EXERCISE OBJECTIVE
For each line below that contains the string "title", copy that line.

[Records]
§ §

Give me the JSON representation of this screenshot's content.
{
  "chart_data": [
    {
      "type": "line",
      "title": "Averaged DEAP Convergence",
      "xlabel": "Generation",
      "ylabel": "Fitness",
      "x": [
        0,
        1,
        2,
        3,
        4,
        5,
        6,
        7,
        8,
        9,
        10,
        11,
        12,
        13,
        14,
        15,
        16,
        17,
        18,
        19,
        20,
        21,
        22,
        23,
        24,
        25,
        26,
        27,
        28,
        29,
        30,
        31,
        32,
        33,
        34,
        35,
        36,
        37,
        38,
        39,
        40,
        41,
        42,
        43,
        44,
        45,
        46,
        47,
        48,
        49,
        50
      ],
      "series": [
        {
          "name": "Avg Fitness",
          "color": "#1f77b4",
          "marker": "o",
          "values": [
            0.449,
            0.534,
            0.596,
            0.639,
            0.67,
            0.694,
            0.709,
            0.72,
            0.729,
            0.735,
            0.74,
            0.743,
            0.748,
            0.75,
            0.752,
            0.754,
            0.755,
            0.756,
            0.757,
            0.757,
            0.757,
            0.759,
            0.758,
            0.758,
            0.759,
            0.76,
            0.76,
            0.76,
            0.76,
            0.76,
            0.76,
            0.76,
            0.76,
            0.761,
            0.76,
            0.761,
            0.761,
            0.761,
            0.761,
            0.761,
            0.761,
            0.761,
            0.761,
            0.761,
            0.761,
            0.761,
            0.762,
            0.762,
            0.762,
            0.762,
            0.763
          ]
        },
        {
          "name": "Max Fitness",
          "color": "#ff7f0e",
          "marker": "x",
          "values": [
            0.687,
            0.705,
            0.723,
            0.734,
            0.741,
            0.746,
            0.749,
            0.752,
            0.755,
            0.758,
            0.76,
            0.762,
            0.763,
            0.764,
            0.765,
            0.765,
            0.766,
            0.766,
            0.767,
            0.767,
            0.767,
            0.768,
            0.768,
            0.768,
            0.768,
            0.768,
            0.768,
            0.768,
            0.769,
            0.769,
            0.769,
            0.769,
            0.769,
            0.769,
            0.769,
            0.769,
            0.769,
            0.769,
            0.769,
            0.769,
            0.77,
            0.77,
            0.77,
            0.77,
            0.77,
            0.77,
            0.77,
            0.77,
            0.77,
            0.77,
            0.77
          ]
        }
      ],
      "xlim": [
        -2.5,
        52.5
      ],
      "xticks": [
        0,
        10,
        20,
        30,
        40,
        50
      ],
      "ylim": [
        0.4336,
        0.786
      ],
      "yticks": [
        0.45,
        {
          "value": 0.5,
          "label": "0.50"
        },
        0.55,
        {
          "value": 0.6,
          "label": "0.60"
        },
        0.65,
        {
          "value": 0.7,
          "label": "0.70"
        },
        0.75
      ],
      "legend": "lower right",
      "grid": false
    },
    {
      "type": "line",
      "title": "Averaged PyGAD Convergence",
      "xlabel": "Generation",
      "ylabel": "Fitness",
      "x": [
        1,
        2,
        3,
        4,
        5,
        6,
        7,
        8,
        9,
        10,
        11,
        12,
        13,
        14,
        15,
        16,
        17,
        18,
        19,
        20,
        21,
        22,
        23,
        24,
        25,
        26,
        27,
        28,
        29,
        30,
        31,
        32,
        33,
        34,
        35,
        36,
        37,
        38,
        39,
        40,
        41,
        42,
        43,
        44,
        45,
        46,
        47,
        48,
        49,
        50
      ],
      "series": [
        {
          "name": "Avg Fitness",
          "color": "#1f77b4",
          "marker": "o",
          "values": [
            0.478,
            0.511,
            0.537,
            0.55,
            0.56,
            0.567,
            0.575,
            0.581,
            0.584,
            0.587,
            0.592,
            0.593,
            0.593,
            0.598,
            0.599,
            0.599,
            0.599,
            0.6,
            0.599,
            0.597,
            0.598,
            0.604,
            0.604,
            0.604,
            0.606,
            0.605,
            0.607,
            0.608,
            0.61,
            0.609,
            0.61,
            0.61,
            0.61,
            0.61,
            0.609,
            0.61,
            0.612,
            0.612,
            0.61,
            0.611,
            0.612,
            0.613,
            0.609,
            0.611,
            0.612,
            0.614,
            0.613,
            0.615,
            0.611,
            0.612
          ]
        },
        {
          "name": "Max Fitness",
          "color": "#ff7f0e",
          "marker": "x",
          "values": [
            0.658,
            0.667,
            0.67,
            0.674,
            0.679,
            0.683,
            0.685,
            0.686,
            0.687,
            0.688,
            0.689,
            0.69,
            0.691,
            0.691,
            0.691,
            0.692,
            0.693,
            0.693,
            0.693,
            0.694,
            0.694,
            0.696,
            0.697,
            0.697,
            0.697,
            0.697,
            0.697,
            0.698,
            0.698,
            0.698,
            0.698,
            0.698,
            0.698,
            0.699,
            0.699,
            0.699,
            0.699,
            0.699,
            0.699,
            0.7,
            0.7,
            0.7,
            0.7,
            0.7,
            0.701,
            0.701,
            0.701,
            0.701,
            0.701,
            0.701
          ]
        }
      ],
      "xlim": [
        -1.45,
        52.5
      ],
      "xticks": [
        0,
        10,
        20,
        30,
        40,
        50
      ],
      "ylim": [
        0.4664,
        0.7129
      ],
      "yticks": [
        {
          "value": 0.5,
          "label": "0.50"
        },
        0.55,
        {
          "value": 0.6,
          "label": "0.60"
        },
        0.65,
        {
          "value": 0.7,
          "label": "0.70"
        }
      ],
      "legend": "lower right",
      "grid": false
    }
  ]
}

§ §

OUTPUT FOR THIS TASK
      "title": "Averaged DEAP Convergence",
      "title": "Averaged PyGAD Convergence",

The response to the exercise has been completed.